Available data –
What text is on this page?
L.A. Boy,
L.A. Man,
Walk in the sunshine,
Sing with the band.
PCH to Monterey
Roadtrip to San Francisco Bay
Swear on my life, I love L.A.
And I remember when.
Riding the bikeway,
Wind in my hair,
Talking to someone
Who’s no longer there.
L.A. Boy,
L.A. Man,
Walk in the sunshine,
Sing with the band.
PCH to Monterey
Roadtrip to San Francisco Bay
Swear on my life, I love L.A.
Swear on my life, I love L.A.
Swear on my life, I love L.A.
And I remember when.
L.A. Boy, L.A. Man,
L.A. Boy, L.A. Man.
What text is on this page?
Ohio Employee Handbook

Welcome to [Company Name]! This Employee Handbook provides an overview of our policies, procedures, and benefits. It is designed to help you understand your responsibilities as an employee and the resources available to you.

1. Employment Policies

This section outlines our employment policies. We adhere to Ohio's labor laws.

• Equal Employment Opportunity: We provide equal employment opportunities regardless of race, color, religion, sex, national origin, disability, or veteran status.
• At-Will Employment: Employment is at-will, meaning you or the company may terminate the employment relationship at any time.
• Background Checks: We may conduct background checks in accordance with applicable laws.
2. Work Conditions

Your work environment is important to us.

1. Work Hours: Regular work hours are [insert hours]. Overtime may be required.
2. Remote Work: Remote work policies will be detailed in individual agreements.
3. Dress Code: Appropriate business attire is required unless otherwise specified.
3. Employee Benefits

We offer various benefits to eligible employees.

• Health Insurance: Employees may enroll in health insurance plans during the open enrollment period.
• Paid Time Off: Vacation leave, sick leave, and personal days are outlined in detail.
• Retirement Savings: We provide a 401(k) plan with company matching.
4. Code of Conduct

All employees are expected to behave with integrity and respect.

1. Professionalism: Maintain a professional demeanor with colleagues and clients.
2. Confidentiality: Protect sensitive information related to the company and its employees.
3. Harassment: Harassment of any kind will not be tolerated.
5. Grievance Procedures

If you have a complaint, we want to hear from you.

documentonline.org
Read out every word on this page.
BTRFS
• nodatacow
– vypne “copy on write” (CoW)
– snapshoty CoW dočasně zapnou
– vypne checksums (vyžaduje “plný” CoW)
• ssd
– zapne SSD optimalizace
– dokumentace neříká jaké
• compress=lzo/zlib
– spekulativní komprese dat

Problem to work on – All lines that include "laws" are to be gathered and copied.

Finished task –
This section outlines our employment policies. We adhere to Ohio's labor laws.
• Background Checks: We may conduct background checks in accordance with applicable laws.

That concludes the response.